> **PROBLEM TO SOLVE**
Search the records for "Przemysł". Copy every line where it appears.
========================
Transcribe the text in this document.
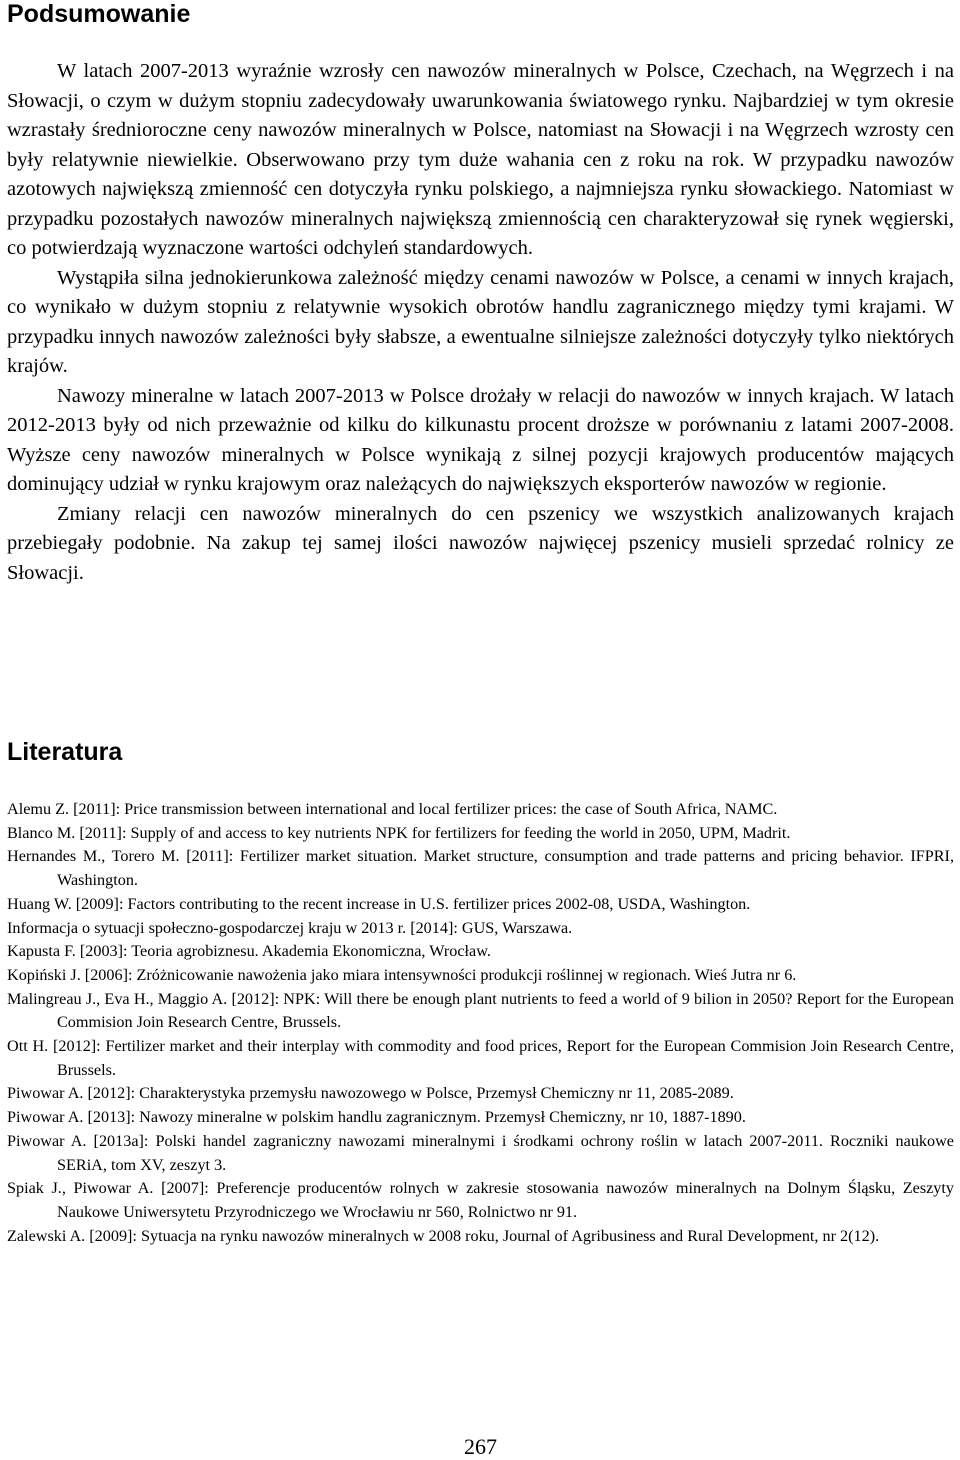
Podsumowanie

W latach 2007-2013 wyraźnie wzrosły cen nawozów mineralnych w Polsce, Czechach, na Węgrzech i na Słowacji, o czym w dużym stopniu zadecydowały uwarunkowania światowego rynku. Najbardziej w tym okresie wzrastały średnioroczne ceny nawozów mineralnych w Polsce, natomiast na Słowacji i na Węgrzech wzrosty cen były relatywnie niewielkie. Obserwowano przy tym duże wahania cen z roku na rok. W przypadku nawozów azotowych największą zmienność cen dotyczyła rynku polskiego, a najmniejsza rynku słowackiego. Natomiast w przypadku pozostałych nawozów mineralnych największą zmiennością cen charakteryzował się rynek węgierski, co potwierdzają wyznaczone wartości odchyleń standardowych.

Wystąpiła silna jednokierunkowa zależność między cenami nawozów w Polsce, a cenami w innych krajach, co wynikało w dużym stopniu z relatywnie wysokich obrotów handlu zagranicznego między tymi krajami. W przypadku innych nawozów zależności były słabsze, a ewentualne silniejsze zależności dotyczyły tylko niektórych krajów.

Nawozy mineralne w latach 2007-2013 w Polsce drożały w relacji do nawozów w innych krajach. W latach 2012-2013 były od nich przeważnie od kilku do kilkunastu procent droższe w porównaniu z latami 2007-2008. Wyższe ceny nawozów mineralnych w Polsce wynikają z silnej pozycji krajowych producentów mających dominujący udział w rynku krajowym oraz należących do największych eksporterów nawozów w regionie.

Zmiany relacji cen nawozów mineralnych do cen pszenicy we wszystkich analizowanych krajach przebiegały podobnie. Na zakup tej samej ilości nawozów najwięcej pszenicy musieli sprzedać rolnicy ze Słowacji.

Literatura
Alemu Z. [2011]: Price transmission between international and local fertilizer prices: the case of South Africa, NAMC.
Blanco M. [2011]: Supply of and access to key nutrients NPK for fertilizers for feeding the world in 2050, UPM, Madrit.
Hernandes M., Torero M. [2011]: Fertilizer market situation. Market structure, consumption and trade patterns and pricing behavior. IFPRI, Washington.
Huang W. [2009]: Factors contributing to the recent increase in U.S. fertilizer prices 2002-08, USDA, Washington.
Informacja o sytuacji społeczno-gospodarczej kraju w 2013 r. [2014]: GUS, Warszawa.
Kapusta F. [2003]: Teoria agrobiznesu. Akademia Ekonomiczna, Wrocław.
Kopiński J. [2006]: Zróżnicowanie nawożenia jako miara intensywności produkcji roślinnej w regionach. Wieś Jutra nr 6.
Malingreau J., Eva H., Maggio A. [2012]: NPK: Will there be enough plant nutrients to feed a world of 9 bilion in 2050? Report for the European Commision Join Research Centre, Brussels.
Ott H. [2012]: Fertilizer market and their interplay with commodity and food prices, Report for the European Commision Join Research Centre, Brussels.
Piwowar A. [2012]: Charakterystyka przemysłu nawozowego w Polsce, Przemysł Chemiczny nr 11, 2085-2089.
Piwowar A. [2013]: Nawozy mineralne w polskim handlu zagranicznym. Przemysł Chemiczny, nr 10, 1887-1890.
Piwowar A. [2013a]: Polski handel zagraniczny nawozami mineralnymi i środkami ochrony roślin w latach 2007-2011. Roczniki naukowe SERiA, tom XV, zeszyt 3.
Spiak J., Piwowar A. [2007]: Preferencje producentów rolnych w zakresie stosowania nawozów mineralnych na Dolnym Śląsku, Zeszyty Naukowe Uniwersytetu Przyrodniczego we Wrocławiu nr 560, Rolnictwo nr 91.
Zalewski A. [2009]: Sytuacja na rynku nawozów mineralnych w 2008 roku, Journal of Agribusiness and Rural Development, nr 2(12).
267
========================
> **EXERCISE SOLUTION**
Piwowar A. [2012]: Charakterystyka przemysłu nawozowego w Polsce, Przemysł Chemiczny nr 11, 2085-2089.
Piwowar A. [2013]: Nawozy mineralne w polskim handlu zagranicznym. Przemysł Chemiczny, nr 10, 1887-1890.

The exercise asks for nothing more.